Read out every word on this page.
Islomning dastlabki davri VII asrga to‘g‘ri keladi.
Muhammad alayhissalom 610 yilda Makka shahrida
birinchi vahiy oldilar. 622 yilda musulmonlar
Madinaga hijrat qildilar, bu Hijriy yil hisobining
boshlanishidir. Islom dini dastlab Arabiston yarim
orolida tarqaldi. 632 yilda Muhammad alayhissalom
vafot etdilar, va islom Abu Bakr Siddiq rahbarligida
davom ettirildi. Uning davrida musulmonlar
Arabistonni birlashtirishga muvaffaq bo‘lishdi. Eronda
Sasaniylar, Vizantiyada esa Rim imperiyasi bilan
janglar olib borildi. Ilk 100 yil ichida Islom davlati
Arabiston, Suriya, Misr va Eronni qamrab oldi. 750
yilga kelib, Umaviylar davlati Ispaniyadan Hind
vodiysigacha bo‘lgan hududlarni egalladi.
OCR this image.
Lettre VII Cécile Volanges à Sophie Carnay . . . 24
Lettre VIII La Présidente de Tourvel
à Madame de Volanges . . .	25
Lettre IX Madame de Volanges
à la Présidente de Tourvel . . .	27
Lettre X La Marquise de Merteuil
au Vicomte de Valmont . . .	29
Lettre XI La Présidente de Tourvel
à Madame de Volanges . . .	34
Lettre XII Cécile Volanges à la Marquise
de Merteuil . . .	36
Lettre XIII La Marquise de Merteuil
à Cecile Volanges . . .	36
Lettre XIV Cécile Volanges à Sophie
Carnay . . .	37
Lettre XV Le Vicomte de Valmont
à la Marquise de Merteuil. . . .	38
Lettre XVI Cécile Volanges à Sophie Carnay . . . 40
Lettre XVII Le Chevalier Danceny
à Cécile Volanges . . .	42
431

■ GIVEN PROBLEM
Go through the records and gather the lines that hold "this".

■ OUTPUT OF THE TASK
Read out every word on this page.
OCR this image.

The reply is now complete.